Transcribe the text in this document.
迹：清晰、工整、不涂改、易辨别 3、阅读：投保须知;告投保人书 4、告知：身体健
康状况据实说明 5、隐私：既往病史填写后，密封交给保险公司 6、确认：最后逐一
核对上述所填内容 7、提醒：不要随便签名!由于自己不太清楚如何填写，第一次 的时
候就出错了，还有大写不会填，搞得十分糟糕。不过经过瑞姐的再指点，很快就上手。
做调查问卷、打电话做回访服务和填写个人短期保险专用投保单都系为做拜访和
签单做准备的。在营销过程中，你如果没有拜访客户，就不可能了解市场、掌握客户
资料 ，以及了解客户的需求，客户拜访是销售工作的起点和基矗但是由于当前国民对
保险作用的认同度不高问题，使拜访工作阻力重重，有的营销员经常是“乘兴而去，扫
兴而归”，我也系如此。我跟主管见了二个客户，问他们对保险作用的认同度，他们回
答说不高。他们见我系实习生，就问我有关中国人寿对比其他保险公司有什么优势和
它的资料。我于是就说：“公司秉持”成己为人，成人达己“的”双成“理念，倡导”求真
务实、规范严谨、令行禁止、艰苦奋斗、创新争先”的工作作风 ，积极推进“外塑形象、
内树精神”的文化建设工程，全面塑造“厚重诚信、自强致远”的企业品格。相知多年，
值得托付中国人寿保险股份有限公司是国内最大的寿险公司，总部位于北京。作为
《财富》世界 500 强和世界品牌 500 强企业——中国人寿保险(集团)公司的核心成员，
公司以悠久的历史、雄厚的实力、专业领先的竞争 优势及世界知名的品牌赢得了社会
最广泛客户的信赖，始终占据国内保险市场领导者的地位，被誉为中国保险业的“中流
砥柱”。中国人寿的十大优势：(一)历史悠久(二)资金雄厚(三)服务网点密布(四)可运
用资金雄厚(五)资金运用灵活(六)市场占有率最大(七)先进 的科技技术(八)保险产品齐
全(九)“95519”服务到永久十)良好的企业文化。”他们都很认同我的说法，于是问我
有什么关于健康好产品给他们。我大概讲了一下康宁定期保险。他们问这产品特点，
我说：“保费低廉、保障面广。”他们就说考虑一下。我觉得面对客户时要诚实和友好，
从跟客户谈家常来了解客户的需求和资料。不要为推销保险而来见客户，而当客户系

----------

● TASK TO CARRY OUT:
Copy out each line exactly.

● RESPONSE:
Transcribe the text in this document.
迹：清晰、工整、不涂改、易辨别 3、阅读：投保须知;告投保人书 4、告知：身体健
康状况据实说明 5、隐私：既往病史填写后，密封交给保险公司 6、确认：最后逐一
核对上述所填内容 7、提醒：不要随便签名!由于自己不太清楚如何填写，第一次 的时
候就出错了，还有大写不会填，搞得十分糟糕。不过经过瑞姐的再指点，很快就上手。
做调查问卷、打电话做回访服务和填写个人短期保险专用投保单都系为做拜访和
签单做准备的。在营销过程中，你如果没有拜访客户，就不可能了解市场、掌握客户
资料 ，以及了解客户的需求，客户拜访是销售工作的起点和基矗但是由于当前国民对
保险作用的认同度不高问题，使拜访工作阻力重重，有的营销员经常是“乘兴而去，扫
兴而归”，我也系如此。我跟主管见了二个客户，问他们对保险作用的认同度，他们回
答说不高。他们见我系实习生，就问我有关中国人寿对比其他保险公司有什么优势和
它的资料。我于是就说：“公司秉持”成己为人，成人达己“的”双成“理念，倡导”求真
务实、规范严谨、令行禁止、艰苦奋斗、创新争先”的工作作风 ，积极推进“外塑形象、
内树精神”的文化建设工程，全面塑造“厚重诚信、自强致远”的企业品格。相知多年，
值得托付中国人寿保险股份有限公司是国内最大的寿险公司，总部位于北京。作为
《财富》世界 500 强和世界品牌 500 强企业——中国人寿保险(集团)公司的核心成员，
公司以悠久的历史、雄厚的实力、专业领先的竞争 优势及世界知名的品牌赢得了社会
最广泛客户的信赖，始终占据国内保险市场领导者的地位，被誉为中国保险业的“中流
砥柱”。中国人寿的十大优势：(一)历史悠久(二)资金雄厚(三)服务网点密布(四)可运
用资金雄厚(五)资金运用灵活(六)市场占有率最大(七)先进 的科技技术(八)保险产品齐
全(九)“95519”服务到永久十)良好的企业文化。”他们都很认同我的说法，于是问我
有什么关于健康好产品给他们。我大概讲了一下康宁定期保险。他们问这产品特点，
我说：“保费低廉、保障面广。”他们就说考虑一下。我觉得面对客户时要诚实和友好，
从跟客户谈家常来了解客户的需求和资料。不要为推销保险而来见客户，而当客户系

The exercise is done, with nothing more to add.